**To do**: Give the number of lines containing "specialising" in this listing, with no other words.

**Information provided**:
"""
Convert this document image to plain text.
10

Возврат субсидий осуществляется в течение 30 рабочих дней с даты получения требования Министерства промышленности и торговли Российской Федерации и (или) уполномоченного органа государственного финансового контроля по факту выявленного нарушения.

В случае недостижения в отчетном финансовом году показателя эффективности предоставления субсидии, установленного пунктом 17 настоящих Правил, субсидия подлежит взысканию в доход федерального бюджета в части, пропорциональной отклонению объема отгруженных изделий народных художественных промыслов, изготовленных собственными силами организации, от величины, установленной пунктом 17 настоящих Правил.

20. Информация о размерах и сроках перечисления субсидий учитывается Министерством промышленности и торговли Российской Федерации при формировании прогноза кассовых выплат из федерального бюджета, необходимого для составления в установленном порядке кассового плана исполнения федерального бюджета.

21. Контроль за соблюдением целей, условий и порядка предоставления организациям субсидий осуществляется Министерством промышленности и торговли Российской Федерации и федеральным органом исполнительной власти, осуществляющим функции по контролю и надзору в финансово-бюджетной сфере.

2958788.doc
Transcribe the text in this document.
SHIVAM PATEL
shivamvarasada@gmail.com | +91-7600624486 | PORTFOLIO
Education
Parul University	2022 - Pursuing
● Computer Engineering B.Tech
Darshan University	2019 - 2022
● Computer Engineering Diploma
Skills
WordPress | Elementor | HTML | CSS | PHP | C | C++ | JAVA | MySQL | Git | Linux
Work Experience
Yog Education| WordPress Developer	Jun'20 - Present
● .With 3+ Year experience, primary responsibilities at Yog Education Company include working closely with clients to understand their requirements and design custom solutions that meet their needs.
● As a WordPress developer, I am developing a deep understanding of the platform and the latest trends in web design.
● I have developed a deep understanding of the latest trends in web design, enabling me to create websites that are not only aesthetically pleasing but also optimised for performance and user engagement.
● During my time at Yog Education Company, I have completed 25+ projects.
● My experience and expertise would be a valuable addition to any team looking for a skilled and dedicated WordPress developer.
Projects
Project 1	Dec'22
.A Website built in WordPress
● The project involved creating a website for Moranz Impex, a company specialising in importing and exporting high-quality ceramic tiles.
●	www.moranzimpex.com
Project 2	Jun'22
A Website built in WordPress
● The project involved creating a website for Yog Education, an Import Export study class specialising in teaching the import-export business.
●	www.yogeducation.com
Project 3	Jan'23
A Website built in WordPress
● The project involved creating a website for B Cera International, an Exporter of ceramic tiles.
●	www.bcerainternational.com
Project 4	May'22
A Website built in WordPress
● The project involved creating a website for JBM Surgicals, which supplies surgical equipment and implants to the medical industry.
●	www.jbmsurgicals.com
"""
**Written solution**: 2